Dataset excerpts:
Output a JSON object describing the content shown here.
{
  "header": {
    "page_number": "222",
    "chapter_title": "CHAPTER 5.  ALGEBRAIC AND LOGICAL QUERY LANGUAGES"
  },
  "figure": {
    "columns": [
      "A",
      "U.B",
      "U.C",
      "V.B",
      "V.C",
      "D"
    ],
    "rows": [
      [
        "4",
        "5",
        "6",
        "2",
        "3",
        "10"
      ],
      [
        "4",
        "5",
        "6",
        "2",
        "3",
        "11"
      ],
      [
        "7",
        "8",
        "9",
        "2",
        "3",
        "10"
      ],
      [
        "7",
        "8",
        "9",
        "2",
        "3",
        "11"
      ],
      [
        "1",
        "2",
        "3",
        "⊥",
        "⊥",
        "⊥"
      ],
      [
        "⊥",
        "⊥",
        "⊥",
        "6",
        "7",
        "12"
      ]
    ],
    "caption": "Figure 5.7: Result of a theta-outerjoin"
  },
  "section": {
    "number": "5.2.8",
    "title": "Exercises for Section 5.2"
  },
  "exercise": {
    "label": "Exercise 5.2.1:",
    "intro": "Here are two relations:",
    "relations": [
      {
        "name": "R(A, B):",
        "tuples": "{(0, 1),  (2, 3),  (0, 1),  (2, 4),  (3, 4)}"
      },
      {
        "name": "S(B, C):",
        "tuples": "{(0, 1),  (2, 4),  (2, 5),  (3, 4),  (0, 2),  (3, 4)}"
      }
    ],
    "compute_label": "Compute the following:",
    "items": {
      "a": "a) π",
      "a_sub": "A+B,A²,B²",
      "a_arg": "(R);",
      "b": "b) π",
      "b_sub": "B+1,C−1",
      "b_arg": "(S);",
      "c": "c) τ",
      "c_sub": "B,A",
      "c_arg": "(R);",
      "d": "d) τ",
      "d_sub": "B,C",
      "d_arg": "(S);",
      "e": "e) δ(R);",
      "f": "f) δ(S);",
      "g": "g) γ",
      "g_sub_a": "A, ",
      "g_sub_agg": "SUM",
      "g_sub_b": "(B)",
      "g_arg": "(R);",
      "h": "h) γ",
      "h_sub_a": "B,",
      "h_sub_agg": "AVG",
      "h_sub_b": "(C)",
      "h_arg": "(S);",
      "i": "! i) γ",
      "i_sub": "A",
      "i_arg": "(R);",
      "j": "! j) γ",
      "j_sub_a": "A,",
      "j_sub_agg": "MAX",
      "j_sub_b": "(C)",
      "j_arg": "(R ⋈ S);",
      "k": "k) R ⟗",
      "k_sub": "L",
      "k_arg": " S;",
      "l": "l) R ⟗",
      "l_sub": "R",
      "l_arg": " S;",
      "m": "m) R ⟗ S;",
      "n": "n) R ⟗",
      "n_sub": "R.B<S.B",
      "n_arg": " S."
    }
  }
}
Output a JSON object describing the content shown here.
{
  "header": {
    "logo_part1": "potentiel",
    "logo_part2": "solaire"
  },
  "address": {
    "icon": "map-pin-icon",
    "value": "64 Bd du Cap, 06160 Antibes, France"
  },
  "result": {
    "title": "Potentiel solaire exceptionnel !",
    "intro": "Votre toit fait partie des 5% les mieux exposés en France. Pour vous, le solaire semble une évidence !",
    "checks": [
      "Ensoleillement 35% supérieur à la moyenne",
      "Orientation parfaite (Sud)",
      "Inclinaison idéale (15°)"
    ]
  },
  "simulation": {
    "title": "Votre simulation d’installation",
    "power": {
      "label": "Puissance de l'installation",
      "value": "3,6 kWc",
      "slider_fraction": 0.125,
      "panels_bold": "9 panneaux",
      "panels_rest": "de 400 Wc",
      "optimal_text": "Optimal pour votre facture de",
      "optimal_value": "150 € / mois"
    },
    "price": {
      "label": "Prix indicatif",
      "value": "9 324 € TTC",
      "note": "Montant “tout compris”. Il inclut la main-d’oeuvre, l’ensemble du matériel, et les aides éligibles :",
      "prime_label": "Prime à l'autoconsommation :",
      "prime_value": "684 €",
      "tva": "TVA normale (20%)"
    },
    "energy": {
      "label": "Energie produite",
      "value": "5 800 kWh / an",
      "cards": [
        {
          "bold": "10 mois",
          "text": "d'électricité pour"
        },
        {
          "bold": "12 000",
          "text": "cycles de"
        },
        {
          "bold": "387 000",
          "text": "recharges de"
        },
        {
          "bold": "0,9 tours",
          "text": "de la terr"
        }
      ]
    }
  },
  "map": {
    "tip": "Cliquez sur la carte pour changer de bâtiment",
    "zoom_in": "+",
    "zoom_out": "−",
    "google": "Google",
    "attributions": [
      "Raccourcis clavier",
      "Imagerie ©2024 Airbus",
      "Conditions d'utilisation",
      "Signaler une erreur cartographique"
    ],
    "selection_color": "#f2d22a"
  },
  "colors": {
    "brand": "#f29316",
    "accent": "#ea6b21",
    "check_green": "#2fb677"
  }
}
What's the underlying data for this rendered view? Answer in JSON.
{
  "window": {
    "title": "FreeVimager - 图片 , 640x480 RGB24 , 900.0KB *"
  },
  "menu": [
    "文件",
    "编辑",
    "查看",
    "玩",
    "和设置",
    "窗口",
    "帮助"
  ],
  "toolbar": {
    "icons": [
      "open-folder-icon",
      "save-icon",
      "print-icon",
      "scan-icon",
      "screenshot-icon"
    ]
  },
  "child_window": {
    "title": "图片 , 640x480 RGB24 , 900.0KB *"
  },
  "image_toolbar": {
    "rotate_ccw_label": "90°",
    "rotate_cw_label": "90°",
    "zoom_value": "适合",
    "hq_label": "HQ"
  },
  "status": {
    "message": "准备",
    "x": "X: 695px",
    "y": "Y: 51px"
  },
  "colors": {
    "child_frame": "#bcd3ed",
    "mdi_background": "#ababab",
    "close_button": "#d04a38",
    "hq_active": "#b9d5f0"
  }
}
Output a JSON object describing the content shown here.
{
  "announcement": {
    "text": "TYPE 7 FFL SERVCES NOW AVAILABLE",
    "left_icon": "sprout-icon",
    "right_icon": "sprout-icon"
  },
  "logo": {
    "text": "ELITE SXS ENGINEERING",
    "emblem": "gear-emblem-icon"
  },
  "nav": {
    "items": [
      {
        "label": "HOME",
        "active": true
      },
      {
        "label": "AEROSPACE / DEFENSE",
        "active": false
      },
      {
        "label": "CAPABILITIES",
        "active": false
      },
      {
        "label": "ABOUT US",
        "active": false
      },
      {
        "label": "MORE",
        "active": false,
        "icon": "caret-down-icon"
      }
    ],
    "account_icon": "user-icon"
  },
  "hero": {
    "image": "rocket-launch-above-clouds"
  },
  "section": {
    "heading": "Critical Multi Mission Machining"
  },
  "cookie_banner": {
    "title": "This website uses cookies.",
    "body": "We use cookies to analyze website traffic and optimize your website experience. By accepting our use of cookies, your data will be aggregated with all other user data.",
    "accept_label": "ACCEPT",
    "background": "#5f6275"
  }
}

EXERCISE TASK: Show every line from the listing above in which the string "user" appears.

THE ANSWER:
    "account_icon": "user-icon"
    "body": "We use cookies to analyze website traffic and optimize your website experience. By accepting our use of cookies, your data will be aggregated with all other user data.",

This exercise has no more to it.